[Excerpts from a figure dataset]
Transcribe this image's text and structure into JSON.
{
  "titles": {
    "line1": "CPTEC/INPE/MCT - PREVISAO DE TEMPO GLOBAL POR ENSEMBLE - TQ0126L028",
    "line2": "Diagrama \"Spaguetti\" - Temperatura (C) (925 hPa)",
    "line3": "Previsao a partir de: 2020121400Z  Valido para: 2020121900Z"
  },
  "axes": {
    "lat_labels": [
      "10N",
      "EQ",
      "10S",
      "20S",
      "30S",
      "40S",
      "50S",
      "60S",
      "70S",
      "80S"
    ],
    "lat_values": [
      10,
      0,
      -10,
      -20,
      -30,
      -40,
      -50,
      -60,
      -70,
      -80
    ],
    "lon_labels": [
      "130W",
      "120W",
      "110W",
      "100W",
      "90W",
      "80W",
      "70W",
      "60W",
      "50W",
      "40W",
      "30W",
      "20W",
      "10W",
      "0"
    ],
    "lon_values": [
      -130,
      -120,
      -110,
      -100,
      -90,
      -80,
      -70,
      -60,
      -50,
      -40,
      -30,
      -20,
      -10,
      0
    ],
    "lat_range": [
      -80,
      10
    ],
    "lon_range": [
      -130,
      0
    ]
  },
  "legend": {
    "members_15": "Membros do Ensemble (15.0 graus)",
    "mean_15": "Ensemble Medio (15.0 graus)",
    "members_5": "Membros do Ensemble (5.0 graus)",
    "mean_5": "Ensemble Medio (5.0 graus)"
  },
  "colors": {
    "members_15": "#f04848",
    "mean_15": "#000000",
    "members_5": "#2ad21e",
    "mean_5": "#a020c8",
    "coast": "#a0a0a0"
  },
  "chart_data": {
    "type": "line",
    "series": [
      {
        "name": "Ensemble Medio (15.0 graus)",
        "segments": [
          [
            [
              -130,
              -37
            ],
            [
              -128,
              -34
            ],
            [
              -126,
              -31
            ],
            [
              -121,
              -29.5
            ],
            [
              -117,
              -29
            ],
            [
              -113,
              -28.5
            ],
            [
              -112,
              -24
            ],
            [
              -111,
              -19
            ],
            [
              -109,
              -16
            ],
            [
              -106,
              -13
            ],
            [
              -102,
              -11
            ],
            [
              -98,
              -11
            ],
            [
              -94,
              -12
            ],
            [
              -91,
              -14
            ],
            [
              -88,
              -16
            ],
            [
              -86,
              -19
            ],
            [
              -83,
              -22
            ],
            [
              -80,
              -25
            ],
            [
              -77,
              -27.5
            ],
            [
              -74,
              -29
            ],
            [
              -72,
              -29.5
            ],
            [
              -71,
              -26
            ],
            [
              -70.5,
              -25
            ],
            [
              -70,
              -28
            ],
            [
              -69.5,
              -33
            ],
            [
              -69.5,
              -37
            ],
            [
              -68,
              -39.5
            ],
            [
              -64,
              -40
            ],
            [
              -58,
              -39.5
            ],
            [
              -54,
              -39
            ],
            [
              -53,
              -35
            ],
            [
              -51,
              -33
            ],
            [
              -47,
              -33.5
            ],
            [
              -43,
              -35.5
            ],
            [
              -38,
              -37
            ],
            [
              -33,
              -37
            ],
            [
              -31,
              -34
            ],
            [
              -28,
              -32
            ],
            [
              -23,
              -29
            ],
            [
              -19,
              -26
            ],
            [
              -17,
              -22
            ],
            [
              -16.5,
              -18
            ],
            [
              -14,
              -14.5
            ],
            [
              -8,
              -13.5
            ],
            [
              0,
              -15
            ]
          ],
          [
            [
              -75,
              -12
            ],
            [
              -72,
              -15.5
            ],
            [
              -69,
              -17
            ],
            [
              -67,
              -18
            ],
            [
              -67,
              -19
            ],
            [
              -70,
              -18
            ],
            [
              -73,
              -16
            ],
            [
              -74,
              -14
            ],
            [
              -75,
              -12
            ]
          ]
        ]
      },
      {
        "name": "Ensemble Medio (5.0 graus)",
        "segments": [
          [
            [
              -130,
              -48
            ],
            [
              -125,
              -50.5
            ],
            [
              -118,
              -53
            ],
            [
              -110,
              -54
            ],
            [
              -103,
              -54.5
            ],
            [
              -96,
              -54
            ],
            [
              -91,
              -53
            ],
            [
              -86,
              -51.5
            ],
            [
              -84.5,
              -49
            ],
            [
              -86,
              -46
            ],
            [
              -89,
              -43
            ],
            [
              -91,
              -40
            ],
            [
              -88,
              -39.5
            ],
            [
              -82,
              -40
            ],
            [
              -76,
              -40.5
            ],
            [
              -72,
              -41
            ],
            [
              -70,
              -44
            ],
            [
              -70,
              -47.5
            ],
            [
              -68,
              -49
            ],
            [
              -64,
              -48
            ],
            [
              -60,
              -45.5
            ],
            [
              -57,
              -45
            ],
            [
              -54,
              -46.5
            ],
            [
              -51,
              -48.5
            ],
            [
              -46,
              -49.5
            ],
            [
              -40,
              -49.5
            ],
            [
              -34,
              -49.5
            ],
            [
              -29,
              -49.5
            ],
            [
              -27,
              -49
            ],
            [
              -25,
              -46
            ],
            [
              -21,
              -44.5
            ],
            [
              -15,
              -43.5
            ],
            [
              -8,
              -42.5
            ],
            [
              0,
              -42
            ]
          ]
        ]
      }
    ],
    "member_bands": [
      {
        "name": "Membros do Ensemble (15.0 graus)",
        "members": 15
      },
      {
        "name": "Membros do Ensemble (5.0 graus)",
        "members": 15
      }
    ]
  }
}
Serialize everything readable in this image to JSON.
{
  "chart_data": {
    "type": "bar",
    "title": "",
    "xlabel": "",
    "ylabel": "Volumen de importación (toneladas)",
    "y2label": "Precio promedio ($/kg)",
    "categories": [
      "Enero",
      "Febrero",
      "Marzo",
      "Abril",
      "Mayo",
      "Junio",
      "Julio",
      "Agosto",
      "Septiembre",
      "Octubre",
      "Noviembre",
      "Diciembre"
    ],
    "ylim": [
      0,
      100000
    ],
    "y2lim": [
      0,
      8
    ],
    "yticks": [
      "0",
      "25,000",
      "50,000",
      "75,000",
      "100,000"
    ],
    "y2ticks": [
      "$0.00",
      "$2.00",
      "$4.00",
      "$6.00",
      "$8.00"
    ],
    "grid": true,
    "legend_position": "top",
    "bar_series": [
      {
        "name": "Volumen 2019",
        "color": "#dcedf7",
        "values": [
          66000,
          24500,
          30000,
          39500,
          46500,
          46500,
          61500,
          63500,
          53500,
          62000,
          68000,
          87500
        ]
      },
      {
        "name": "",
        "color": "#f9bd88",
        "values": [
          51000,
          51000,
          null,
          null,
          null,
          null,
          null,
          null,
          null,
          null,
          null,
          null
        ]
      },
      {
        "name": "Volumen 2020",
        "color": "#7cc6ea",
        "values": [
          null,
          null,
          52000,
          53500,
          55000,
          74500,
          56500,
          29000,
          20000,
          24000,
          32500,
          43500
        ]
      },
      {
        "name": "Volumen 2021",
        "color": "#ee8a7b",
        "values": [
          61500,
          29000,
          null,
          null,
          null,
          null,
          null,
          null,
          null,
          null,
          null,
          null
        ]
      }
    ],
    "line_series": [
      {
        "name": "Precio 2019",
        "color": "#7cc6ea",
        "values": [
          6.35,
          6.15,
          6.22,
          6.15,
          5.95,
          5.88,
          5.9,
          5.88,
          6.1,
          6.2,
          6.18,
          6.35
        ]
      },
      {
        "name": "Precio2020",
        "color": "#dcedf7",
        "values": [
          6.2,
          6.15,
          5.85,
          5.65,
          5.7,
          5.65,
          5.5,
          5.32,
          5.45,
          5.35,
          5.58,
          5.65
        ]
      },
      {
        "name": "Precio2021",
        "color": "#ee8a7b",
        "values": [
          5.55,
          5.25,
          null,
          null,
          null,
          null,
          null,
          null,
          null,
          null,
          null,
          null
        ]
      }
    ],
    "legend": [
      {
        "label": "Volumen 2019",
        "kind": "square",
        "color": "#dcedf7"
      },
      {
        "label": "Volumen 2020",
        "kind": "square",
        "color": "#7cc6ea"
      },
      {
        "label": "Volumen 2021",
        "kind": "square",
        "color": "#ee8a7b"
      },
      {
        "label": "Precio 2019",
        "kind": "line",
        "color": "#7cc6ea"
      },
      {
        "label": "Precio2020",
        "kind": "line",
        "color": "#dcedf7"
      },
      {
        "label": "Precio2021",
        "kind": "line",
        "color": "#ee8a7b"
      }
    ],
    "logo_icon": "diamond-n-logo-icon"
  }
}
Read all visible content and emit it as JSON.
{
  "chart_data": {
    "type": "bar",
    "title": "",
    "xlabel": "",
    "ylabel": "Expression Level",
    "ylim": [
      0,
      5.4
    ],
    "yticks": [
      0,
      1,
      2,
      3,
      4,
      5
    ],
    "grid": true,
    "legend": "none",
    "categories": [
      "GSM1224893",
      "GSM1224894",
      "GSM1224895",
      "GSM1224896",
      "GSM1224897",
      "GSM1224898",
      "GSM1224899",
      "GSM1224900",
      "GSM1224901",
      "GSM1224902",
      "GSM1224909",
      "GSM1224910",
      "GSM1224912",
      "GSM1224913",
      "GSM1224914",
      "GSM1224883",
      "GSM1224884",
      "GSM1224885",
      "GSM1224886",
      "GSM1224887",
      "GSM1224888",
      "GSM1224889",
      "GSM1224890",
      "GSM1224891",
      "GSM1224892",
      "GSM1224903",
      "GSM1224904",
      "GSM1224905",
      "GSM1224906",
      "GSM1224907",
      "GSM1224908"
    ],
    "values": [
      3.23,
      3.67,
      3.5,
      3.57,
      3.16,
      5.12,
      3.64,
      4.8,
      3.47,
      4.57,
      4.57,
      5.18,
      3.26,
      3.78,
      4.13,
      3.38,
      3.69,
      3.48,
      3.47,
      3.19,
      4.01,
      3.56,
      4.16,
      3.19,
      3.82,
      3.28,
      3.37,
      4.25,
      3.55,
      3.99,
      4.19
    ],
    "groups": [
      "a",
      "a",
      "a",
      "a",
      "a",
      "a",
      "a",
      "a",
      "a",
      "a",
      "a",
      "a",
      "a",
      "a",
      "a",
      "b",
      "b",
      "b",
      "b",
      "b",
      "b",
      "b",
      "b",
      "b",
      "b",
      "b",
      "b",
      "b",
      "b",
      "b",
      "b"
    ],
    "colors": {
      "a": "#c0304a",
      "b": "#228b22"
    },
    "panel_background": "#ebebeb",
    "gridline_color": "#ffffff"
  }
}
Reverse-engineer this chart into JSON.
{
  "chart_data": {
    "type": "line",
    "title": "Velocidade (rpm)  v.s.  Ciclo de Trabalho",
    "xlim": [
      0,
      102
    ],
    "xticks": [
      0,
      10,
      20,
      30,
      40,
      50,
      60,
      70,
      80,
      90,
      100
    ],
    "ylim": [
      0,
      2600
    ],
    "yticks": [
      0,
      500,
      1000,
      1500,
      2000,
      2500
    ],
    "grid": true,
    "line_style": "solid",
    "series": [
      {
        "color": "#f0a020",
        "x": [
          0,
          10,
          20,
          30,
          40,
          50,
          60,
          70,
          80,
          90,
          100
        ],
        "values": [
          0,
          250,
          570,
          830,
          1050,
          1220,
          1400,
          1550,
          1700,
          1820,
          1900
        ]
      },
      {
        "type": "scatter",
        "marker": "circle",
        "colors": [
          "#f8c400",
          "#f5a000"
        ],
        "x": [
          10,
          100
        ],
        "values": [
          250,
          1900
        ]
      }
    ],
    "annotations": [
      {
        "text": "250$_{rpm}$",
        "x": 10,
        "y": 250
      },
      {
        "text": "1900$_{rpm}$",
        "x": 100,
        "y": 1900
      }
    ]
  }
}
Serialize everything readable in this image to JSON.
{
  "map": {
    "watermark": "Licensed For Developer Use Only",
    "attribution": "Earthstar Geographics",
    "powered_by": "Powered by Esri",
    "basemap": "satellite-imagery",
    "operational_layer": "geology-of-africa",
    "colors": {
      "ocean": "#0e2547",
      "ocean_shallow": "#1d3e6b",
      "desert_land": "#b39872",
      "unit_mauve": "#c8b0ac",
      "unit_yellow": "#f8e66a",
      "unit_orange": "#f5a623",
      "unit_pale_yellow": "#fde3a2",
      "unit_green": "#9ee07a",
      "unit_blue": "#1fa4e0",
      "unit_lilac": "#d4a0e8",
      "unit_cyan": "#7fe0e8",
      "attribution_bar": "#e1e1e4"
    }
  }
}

#### [Exercise brief]
Collect the lines of the data that carry the word "text".

#### [Expected answer]
Transcribe this image's text and structure into JSON.
        "text": "250$_{rpm}$",
        "text": "1900$_{rpm}$",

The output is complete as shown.